* Objective
Isolate every line in the data with the string "values" and copy it.

* Record excerpts
• • • •
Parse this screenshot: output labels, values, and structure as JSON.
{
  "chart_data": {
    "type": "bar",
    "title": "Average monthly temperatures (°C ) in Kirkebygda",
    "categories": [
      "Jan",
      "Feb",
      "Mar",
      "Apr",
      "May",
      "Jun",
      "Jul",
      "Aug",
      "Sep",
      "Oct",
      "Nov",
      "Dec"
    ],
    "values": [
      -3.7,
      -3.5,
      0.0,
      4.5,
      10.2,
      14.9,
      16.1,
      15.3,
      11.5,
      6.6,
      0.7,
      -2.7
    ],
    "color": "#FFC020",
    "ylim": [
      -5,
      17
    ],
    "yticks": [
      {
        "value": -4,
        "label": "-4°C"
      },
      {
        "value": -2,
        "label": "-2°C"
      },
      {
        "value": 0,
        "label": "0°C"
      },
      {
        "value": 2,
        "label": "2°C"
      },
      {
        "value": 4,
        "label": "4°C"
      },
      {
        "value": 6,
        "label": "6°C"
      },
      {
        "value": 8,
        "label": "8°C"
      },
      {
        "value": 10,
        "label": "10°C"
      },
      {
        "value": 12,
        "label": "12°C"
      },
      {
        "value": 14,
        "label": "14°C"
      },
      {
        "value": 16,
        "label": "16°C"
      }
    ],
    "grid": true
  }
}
• • • •
* Exercise answer
Parse this screenshot: output labels, values, and structure as JSON.
    "values": [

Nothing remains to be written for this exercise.